=== Objective ===
Write every record out again exactly as given.

=== Provided records ===
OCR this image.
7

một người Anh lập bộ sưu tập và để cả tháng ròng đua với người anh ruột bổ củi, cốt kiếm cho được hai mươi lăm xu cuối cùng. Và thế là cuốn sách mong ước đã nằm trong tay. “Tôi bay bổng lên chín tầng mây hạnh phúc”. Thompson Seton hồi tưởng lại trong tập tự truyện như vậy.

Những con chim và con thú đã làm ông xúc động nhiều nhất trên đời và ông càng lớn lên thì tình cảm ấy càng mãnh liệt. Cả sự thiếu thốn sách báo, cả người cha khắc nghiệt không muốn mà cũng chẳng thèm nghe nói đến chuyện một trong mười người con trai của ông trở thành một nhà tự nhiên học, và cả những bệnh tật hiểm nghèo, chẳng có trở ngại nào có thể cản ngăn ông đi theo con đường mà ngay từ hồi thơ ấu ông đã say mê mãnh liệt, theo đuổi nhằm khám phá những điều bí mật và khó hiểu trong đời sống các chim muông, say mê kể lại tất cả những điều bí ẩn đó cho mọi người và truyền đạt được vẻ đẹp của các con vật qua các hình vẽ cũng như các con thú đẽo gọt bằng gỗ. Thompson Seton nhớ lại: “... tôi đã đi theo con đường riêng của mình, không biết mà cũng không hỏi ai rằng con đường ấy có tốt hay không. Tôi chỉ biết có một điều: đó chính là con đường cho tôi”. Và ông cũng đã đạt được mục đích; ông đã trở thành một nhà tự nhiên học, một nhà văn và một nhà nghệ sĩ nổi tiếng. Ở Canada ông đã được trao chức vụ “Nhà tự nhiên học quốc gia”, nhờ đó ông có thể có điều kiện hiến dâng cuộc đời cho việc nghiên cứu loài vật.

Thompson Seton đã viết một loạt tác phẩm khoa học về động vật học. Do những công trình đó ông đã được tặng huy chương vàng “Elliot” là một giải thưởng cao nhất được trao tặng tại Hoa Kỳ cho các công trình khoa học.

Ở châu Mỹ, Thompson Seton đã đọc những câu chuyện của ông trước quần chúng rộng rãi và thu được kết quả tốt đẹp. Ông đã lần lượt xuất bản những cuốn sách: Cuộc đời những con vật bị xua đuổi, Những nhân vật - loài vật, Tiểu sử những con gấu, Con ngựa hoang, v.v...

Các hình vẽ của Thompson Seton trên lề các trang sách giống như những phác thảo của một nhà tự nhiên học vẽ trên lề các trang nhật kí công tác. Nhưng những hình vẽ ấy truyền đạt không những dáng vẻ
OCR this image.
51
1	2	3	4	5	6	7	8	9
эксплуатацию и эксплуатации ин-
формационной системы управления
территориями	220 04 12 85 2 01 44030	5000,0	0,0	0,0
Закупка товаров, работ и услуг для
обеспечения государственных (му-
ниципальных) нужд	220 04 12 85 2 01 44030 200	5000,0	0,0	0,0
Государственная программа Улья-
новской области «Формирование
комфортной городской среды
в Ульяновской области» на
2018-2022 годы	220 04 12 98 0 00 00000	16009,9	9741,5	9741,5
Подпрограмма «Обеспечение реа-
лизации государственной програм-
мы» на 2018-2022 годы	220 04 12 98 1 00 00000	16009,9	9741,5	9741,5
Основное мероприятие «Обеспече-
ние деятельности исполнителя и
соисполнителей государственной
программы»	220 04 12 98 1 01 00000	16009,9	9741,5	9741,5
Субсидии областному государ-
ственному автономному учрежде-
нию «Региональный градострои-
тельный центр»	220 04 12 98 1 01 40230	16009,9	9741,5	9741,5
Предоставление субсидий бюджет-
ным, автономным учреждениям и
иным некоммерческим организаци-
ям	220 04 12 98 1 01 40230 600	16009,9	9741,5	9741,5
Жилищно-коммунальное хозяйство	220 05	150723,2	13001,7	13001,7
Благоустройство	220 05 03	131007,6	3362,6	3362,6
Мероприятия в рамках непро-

=== Reply ===
OCR this image.
7

một người Anh lập bộ sưu tập và để cả tháng ròng đua với người anh ruột bổ củi, cốt kiếm cho được hai mươi lăm xu cuối cùng. Và thế là cuốn sách mong ước đã nằm trong tay. “Tôi bay bổng lên chín tầng mây hạnh phúc”. Thompson Seton hồi tưởng lại trong tập tự truyện như vậy.

Những con chim và con thú đã làm ông xúc động nhiều nhất trên đời và ông càng lớn lên thì tình cảm ấy càng mãnh liệt. Cả sự thiếu thốn sách báo, cả người cha khắc nghiệt không muốn mà cũng chẳng thèm nghe nói đến chuyện một trong mười người con trai của ông trở thành một nhà tự nhiên học, và cả những bệnh tật hiểm nghèo, chẳng có trở ngại nào có thể cản ngăn ông đi theo con đường mà ngay từ hồi thơ ấu ông đã say mê mãnh liệt, theo đuổi nhằm khám phá những điều bí mật và khó hiểu trong đời sống các chim muông, say mê kể lại tất cả những điều bí ẩn đó cho mọi người và truyền đạt được vẻ đẹp của các con vật qua các hình vẽ cũng như các con thú đẽo gọt bằng gỗ. Thompson Seton nhớ lại: “... tôi đã đi theo con đường riêng của mình, không biết mà cũng không hỏi ai rằng con đường ấy có tốt hay không. Tôi chỉ biết có một điều: đó chính là con đường cho tôi”. Và ông cũng đã đạt được mục đích; ông đã trở thành một nhà tự nhiên học, một nhà văn và một nhà nghệ sĩ nổi tiếng. Ở Canada ông đã được trao chức vụ “Nhà tự nhiên học quốc gia”, nhờ đó ông có thể có điều kiện hiến dâng cuộc đời cho việc nghiên cứu loài vật.

Thompson Seton đã viết một loạt tác phẩm khoa học về động vật học. Do những công trình đó ông đã được tặng huy chương vàng “Elliot” là một giải thưởng cao nhất được trao tặng tại Hoa Kỳ cho các công trình khoa học.

Ở châu Mỹ, Thompson Seton đã đọc những câu chuyện của ông trước quần chúng rộng rãi và thu được kết quả tốt đẹp. Ông đã lần lượt xuất bản những cuốn sách: Cuộc đời những con vật bị xua đuổi, Những nhân vật - loài vật, Tiểu sử những con gấu, Con ngựa hoang, v.v...

Các hình vẽ của Thompson Seton trên lề các trang sách giống như những phác thảo của một nhà tự nhiên học vẽ trên lề các trang nhật kí công tác. Nhưng những hình vẽ ấy truyền đạt không những dáng vẻ
OCR this image.
51
1	2	3	4	5	6	7	8	9
эксплуатацию и эксплуатации ин-
формационной системы управления
территориями	220 04 12 85 2 01 44030	5000,0	0,0	0,0
Закупка товаров, работ и услуг для
обеспечения государственных (му-
ниципальных) нужд	220 04 12 85 2 01 44030 200	5000,0	0,0	0,0
Государственная программа Улья-
новской области «Формирование
комфортной городской среды
в Ульяновской области» на
2018-2022 годы	220 04 12 98 0 00 00000	16009,9	9741,5	9741,5
Подпрограмма «Обеспечение реа-
лизации государственной програм-
мы» на 2018-2022 годы	220 04 12 98 1 00 00000	16009,9	9741,5	9741,5
Основное мероприятие «Обеспече-
ние деятельности исполнителя и
соисполнителей государственной
программы»	220 04 12 98 1 01 00000	16009,9	9741,5	9741,5
Субсидии областному государ-
ственному автономному учрежде-
нию «Региональный градострои-
тельный центр»	220 04 12 98 1 01 40230	16009,9	9741,5	9741,5
Предоставление субсидий бюджет-
ным, автономным учреждениям и
иным некоммерческим организаци-
ям	220 04 12 98 1 01 40230 600	16009,9	9741,5	9741,5
Жилищно-коммунальное хозяйство	220 05	150723,2	13001,7	13001,7
Благоустройство	220 05 03	131007,6	3362,6	3362,6
Мероприятия в рамках непро-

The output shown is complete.